Problem to solve ▸ It is required that all of the data be written out exactly.

Dataset items ▸
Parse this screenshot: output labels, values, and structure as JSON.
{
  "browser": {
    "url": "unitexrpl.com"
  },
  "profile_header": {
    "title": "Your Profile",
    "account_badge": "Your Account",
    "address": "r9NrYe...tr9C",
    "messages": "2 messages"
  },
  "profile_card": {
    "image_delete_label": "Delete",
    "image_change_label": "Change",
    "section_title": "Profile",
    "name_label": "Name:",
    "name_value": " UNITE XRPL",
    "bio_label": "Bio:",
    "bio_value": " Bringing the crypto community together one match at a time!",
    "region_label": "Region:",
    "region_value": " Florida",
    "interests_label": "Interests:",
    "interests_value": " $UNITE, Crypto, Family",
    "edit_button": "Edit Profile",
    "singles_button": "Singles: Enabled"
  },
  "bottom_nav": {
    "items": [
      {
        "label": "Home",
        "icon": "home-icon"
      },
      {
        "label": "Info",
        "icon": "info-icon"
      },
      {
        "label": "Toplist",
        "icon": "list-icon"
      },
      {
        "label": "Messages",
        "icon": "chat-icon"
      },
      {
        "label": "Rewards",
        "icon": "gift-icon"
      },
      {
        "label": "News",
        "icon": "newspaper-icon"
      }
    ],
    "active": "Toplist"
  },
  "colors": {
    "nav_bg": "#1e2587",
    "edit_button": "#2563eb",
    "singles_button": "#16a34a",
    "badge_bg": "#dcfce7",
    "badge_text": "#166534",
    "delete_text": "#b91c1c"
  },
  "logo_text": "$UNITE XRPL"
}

Complete answer ▸
Parse this screenshot: output labels, values, and structure as JSON.
{
  "browser": {
    "url": "unitexrpl.com"
  },
  "profile_header": {
    "title": "Your Profile",
    "account_badge": "Your Account",
    "address": "r9NrYe...tr9C",
    "messages": "2 messages"
  },
  "profile_card": {
    "image_delete_label": "Delete",
    "image_change_label": "Change",
    "section_title": "Profile",
    "name_label": "Name:",
    "name_value": " UNITE XRPL",
    "bio_label": "Bio:",
    "bio_value": " Bringing the crypto community together one match at a time!",
    "region_label": "Region:",
    "region_value": " Florida",
    "interests_label": "Interests:",
    "interests_value": " $UNITE, Crypto, Family",
    "edit_button": "Edit Profile",
    "singles_button": "Singles: Enabled"
  },
  "bottom_nav": {
    "items": [
      {
        "label": "Home",
        "icon": "home-icon"
      },
      {
        "label": "Info",
        "icon": "info-icon"
      },
      {
        "label": "Toplist",
        "icon": "list-icon"
      },
      {
        "label": "Messages",
        "icon": "chat-icon"
      },
      {
        "label": "Rewards",
        "icon": "gift-icon"
      },
      {
        "label": "News",
        "icon": "newspaper-icon"
      }
    ],
    "active": "Toplist"
  },
  "colors": {
    "nav_bg": "#1e2587",
    "edit_button": "#2563eb",
    "singles_button": "#16a34a",
    "badge_bg": "#dcfce7",
    "badge_text": "#166534",
    "delete_text": "#b91c1c"
  },
  "logo_text": "$UNITE XRPL"
}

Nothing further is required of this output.